Exercise:
All records must be quoted exactly. Omit the pictures.

Given records:
-------
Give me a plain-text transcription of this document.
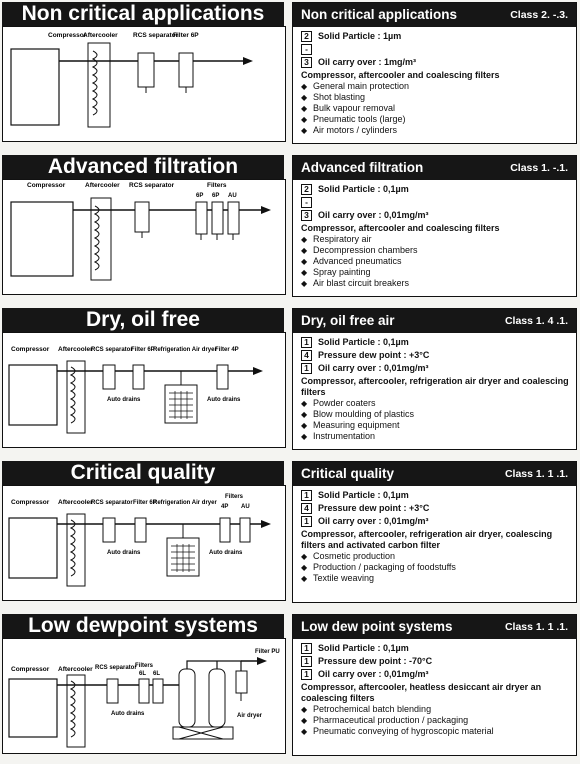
Non critical applications
Compressor
Aftercooler RCS separator
Filter 6P
Non critical applications	Class 2. -.3.
2	Solid Particle : 1µm
-
3	Oil carry over : 1mg/m³
Compressor, aftercooler and coalescing filters
◆ General main protection
◆ Shot blasting
◆ Bulk vapour removal
◆ Pneumatic tools (large)
◆ Air motors / cylinders
Advanced filtration
Compressor	Aftercooler RCS separator	Filters
6P 6P AU
Advanced filtration	Class 1. -.1.
2	Solid Particle : 0,1µm
-
3	Oil carry over : 0,01mg/m³
Compressor, aftercooler and coalescing filters
◆ Respiratory air
◆ Decompression chambers
◆ Advanced pneumatics
◆ Spray painting
◆ Air blast circuit breakers
Dry, oil free
Compressor Aftercooler
RCS separator
Filter 6P
Refrigeration Air dryer
Filter 4P
Auto drains	Auto drains
Dry, oil free air	Class 1. 4 .1.
1	Solid Particle : 0,1µm
4	Pressure dew point : +3°C
1	Oil carry over : 0,01mg/m³
Compressor, aftercooler, refrigeration air dryer and coalescing filters
◆ Powder coaters
◆ Blow moulding of plastics
◆ Measuring equipment
◆ Instrumentation
Critical quality
Compressor Aftercooler
RCS separator Filter 6P
Refrigeration Air dryer
Filters
4P AU
Auto drains	Auto drains
Critical quality	Class 1. 1 .1.
1	Solid Particle : 0,1µm
4	Pressure dew point : +3°C
1	Oil carry over : 0,01mg/m³
Compressor, aftercooler, refrigeration air dryer, coalescing filters and activated carbon filter
◆ Cosmetic production
◆ Production / packaging of foodstuffs
◆ Textile weaving
Low dewpoint systems
Compressor Aftercooler RCS separator
Filters
6L 6L
Filter PU
Air dryer
Auto drains
Low dew point systems	Class 1. 1 .1.
1	Solid Particle : 0,1µm
1	Pressure dew point : -70°C
1	Oil carry over : 0,01mg/m³
Compressor, aftercooler, heatless desiccant air dryer an coalescing filters
◆ Petrochemical batch blending
◆ Pharmaceutical production / packaging
◆ Pneumatic conveying of hygroscopic material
-------
Task result:
Give me a plain-text transcription of this document.
Non critical applications
Compressor
Aftercooler RCS separator
Filter 6P
Non critical applications	Class 2. -.3.
2	Solid Particle : 1µm
-
3	Oil carry over : 1mg/m³
Compressor, aftercooler and coalescing filters
◆ General main protection
◆ Shot blasting
◆ Bulk vapour removal
◆ Pneumatic tools (large)
◆ Air motors / cylinders
Advanced filtration
Compressor	Aftercooler RCS separator	Filters
6P 6P AU
Advanced filtration	Class 1. -.1.
2	Solid Particle : 0,1µm
-
3	Oil carry over : 0,01mg/m³
Compressor, aftercooler and coalescing filters
◆ Respiratory air
◆ Decompression chambers
◆ Advanced pneumatics
◆ Spray painting
◆ Air blast circuit breakers
Dry, oil free
Compressor Aftercooler
RCS separator
Filter 6P
Refrigeration Air dryer
Filter 4P
Auto drains	Auto drains
Dry, oil free air	Class 1. 4 .1.
1	Solid Particle : 0,1µm
4	Pressure dew point : +3°C
1	Oil carry over : 0,01mg/m³
Compressor, aftercooler, refrigeration air dryer and coalescing filters
◆ Powder coaters
◆ Blow moulding of plastics
◆ Measuring equipment
◆ Instrumentation
Critical quality
Compressor Aftercooler
RCS separator Filter 6P
Refrigeration Air dryer
Filters
4P AU
Auto drains	Auto drains
Critical quality	Class 1. 1 .1.
1	Solid Particle : 0,1µm
4	Pressure dew point : +3°C
1	Oil carry over : 0,01mg/m³
Compressor, aftercooler, refrigeration air dryer, coalescing filters and activated carbon filter
◆ Cosmetic production
◆ Production / packaging of foodstuffs
◆ Textile weaving
Low dewpoint systems
Compressor Aftercooler RCS separator
Filters
6L 6L
Filter PU
Air dryer
Auto drains
Low dew point systems	Class 1. 1 .1.
1	Solid Particle : 0,1µm
1	Pressure dew point : -70°C
1	Oil carry over : 0,01mg/m³
Compressor, aftercooler, heatless desiccant air dryer an coalescing filters
◆ Petrochemical batch blending
◆ Pharmaceutical production / packaging
◆ Pneumatic conveying of hygroscopic material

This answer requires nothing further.